## Begin RECORDS FOR THE TASK

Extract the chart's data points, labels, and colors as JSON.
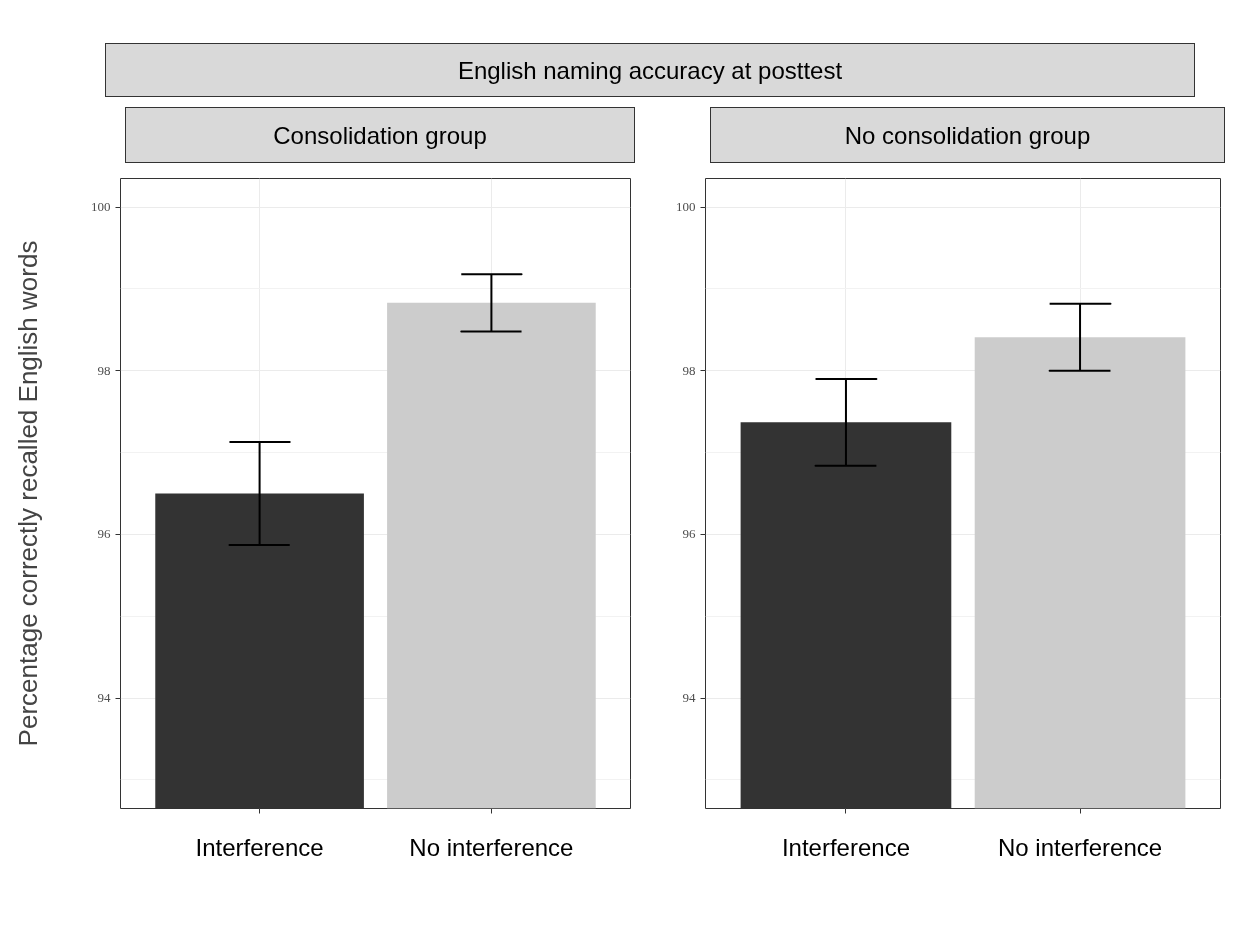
{
  "chart_data": [
    {
      "type": "bar",
      "title": "English naming accuracy at posttest",
      "subtitle": "Consolidation group",
      "ylabel": "Percentage correctly recalled English words",
      "categories": [
        "Interference",
        "No interference"
      ],
      "values": [
        96.5,
        98.83
      ],
      "colors": [
        "#333333",
        "#cccccc"
      ],
      "errors": [
        0.63,
        0.35
      ],
      "ylim": [
        92.65,
        100.35
      ],
      "yticks": [
        94,
        96,
        98,
        100
      ],
      "grid": true
    },
    {
      "type": "bar",
      "subtitle": "No consolidation group",
      "categories": [
        "Interference",
        "No interference"
      ],
      "values": [
        97.37,
        98.41
      ],
      "colors": [
        "#333333",
        "#cccccc"
      ],
      "errors": [
        0.53,
        0.41
      ],
      "ylim": [
        92.65,
        100.35
      ],
      "yticks": [
        94,
        96,
        98,
        100
      ],
      "grid": true
    }
  ]
}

## End RECORDS FOR THE TASK

**EXERCISE OBJECTIVE:**
Take the listing and print it again exactly, but without any pictures.

**OUTPUT FOR THIS TASK:**
Extract the chart's data points, labels, and colors as JSON.
{
  "chart_data": [
    {
      "type": "bar",
      "title": "English naming accuracy at posttest",
      "subtitle": "Consolidation group",
      "ylabel": "Percentage correctly recalled English words",
      "categories": [
        "Interference",
        "No interference"
      ],
      "values": [
        96.5,
        98.83
      ],
      "colors": [
        "#333333",
        "#cccccc"
      ],
      "errors": [
        0.63,
        0.35
      ],
      "ylim": [
        92.65,
        100.35
      ],
      "yticks": [
        94,
        96,
        98,
        100
      ],
      "grid": true
    },
    {
      "type": "bar",
      "subtitle": "No consolidation group",
      "categories": [
        "Interference",
        "No interference"
      ],
      "values": [
        97.37,
        98.41
      ],
      "colors": [
        "#333333",
        "#cccccc"
      ],
      "errors": [
        0.53,
        0.41
      ],
      "ylim": [
        92.65,
        100.35
      ],
      "yticks": [
        94,
        96,
        98,
        100
      ],
      "grid": true
    }
  ]
}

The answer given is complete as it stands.